▸ **OBJECTIVE**
Go through the listing and copy every line word for word.

══════

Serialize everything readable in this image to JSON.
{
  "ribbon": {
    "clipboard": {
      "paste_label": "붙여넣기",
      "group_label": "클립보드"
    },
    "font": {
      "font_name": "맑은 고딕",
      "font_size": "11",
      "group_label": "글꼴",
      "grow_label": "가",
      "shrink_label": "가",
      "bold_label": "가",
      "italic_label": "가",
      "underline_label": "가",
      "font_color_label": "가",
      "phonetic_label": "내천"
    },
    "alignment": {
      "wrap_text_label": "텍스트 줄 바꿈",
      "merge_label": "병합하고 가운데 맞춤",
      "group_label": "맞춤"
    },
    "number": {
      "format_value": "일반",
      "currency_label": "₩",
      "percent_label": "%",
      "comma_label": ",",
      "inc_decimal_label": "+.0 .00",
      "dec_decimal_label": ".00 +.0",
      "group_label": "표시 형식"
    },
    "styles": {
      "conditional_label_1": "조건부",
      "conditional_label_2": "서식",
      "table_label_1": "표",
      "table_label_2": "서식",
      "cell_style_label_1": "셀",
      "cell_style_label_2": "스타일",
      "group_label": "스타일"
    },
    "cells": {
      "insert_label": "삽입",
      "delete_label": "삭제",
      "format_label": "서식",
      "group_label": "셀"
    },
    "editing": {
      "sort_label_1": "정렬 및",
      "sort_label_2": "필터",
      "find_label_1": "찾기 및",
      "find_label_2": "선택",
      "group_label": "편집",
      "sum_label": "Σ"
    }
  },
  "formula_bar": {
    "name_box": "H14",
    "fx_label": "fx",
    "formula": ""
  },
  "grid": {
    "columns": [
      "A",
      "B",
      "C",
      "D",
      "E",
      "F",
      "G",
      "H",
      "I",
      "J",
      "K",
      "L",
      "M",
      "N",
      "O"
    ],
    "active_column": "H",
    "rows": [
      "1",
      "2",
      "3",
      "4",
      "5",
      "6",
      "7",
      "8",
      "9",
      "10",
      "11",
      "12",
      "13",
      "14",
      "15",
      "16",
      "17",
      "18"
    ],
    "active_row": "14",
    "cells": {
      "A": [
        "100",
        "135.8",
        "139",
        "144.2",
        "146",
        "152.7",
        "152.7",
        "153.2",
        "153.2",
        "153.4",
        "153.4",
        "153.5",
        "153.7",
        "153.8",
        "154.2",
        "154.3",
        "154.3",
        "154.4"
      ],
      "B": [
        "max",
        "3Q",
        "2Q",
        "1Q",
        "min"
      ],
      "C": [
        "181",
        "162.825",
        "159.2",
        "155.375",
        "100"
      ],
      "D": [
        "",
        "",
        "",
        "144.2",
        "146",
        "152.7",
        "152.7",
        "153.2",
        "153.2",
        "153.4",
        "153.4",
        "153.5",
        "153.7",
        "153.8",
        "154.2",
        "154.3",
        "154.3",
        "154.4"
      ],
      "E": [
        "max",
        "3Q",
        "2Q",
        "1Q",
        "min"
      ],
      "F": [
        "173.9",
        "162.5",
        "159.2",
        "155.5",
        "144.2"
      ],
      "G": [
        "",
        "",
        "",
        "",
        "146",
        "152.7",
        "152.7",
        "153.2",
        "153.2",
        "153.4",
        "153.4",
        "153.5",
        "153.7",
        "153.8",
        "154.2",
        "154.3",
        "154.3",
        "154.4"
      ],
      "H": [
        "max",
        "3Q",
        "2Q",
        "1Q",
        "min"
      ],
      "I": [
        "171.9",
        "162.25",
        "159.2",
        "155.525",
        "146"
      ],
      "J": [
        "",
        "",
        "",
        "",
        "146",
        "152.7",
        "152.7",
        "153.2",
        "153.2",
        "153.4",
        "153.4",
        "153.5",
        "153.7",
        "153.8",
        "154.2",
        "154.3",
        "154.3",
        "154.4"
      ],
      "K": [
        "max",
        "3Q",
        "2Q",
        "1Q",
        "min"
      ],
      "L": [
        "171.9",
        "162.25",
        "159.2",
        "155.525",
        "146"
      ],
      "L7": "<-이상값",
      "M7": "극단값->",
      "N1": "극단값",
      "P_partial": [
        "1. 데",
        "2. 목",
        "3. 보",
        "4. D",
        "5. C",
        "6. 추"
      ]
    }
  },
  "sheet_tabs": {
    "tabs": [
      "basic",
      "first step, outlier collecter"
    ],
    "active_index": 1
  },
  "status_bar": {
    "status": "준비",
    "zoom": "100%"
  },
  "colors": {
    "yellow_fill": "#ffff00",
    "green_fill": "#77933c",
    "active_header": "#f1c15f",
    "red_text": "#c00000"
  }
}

══════

▸ **TASK RESULT**
Serialize everything readable in this image to JSON.
{
  "ribbon": {
    "clipboard": {
      "paste_label": "붙여넣기",
      "group_label": "클립보드"
    },
    "font": {
      "font_name": "맑은 고딕",
      "font_size": "11",
      "group_label": "글꼴",
      "grow_label": "가",
      "shrink_label": "가",
      "bold_label": "가",
      "italic_label": "가",
      "underline_label": "가",
      "font_color_label": "가",
      "phonetic_label": "내천"
    },
    "alignment": {
      "wrap_text_label": "텍스트 줄 바꿈",
      "merge_label": "병합하고 가운데 맞춤",
      "group_label": "맞춤"
    },
    "number": {
      "format_value": "일반",
      "currency_label": "₩",
      "percent_label": "%",
      "comma_label": ",",
      "inc_decimal_label": "+.0 .00",
      "dec_decimal_label": ".00 +.0",
      "group_label": "표시 형식"
    },
    "styles": {
      "conditional_label_1": "조건부",
      "conditional_label_2": "서식",
      "table_label_1": "표",
      "table_label_2": "서식",
      "cell_style_label_1": "셀",
      "cell_style_label_2": "스타일",
      "group_label": "스타일"
    },
    "cells": {
      "insert_label": "삽입",
      "delete_label": "삭제",
      "format_label": "서식",
      "group_label": "셀"
    },
    "editing": {
      "sort_label_1": "정렬 및",
      "sort_label_2": "필터",
      "find_label_1": "찾기 및",
      "find_label_2": "선택",
      "group_label": "편집",
      "sum_label": "Σ"
    }
  },
  "formula_bar": {
    "name_box": "H14",
    "fx_label": "fx",
    "formula": ""
  },
  "grid": {
    "columns": [
      "A",
      "B",
      "C",
      "D",
      "E",
      "F",
      "G",
      "H",
      "I",
      "J",
      "K",
      "L",
      "M",
      "N",
      "O"
    ],
    "active_column": "H",
    "rows": [
      "1",
      "2",
      "3",
      "4",
      "5",
      "6",
      "7",
      "8",
      "9",
      "10",
      "11",
      "12",
      "13",
      "14",
      "15",
      "16",
      "17",
      "18"
    ],
    "active_row": "14",
    "cells": {
      "A": [
        "100",
        "135.8",
        "139",
        "144.2",
        "146",
        "152.7",
        "152.7",
        "153.2",
        "153.2",
        "153.4",
        "153.4",
        "153.5",
        "153.7",
        "153.8",
        "154.2",
        "154.3",
        "154.3",
        "154.4"
      ],
      "B": [
        "max",
        "3Q",
        "2Q",
        "1Q",
        "min"
      ],
      "C": [
        "181",
        "162.825",
        "159.2",
        "155.375",
        "100"
      ],
      "D": [
        "",
        "",
        "",
        "144.2",
        "146",
        "152.7",
        "152.7",
        "153.2",
        "153.2",
        "153.4",
        "153.4",
        "153.5",
        "153.7",
        "153.8",
        "154.2",
        "154.3",
        "154.3",
        "154.4"
      ],
      "E": [
        "max",
        "3Q",
        "2Q",
        "1Q",
        "min"
      ],
      "F": [
        "173.9",
        "162.5",
        "159.2",
        "155.5",
        "144.2"
      ],
      "G": [
        "",
        "",
        "",
        "",
        "146",
        "152.7",
        "152.7",
        "153.2",
        "153.2",
        "153.4",
        "153.4",
        "153.5",
        "153.7",
        "153.8",
        "154.2",
        "154.3",
        "154.3",
        "154.4"
      ],
      "H": [
        "max",
        "3Q",
        "2Q",
        "1Q",
        "min"
      ],
      "I": [
        "171.9",
        "162.25",
        "159.2",
        "155.525",
        "146"
      ],
      "J": [
        "",
        "",
        "",
        "",
        "146",
        "152.7",
        "152.7",
        "153.2",
        "153.2",
        "153.4",
        "153.4",
        "153.5",
        "153.7",
        "153.8",
        "154.2",
        "154.3",
        "154.3",
        "154.4"
      ],
      "K": [
        "max",
        "3Q",
        "2Q",
        "1Q",
        "min"
      ],
      "L": [
        "171.9",
        "162.25",
        "159.2",
        "155.525",
        "146"
      ],
      "L7": "<-이상값",
      "M7": "극단값->",
      "N1": "극단값",
      "P_partial": [
        "1. 데",
        "2. 목",
        "3. 보",
        "4. D",
        "5. C",
        "6. 추"
      ]
    }
  },
  "sheet_tabs": {
    "tabs": [
      "basic",
      "first step, outlier collecter"
    ],
    "active_index": 1
  },
  "status_bar": {
    "status": "준비",
    "zoom": "100%"
  },
  "colors": {
    "yellow_fill": "#ffff00",
    "green_fill": "#77933c",
    "active_header": "#f1c15f",
    "red_text": "#c00000"
  }
}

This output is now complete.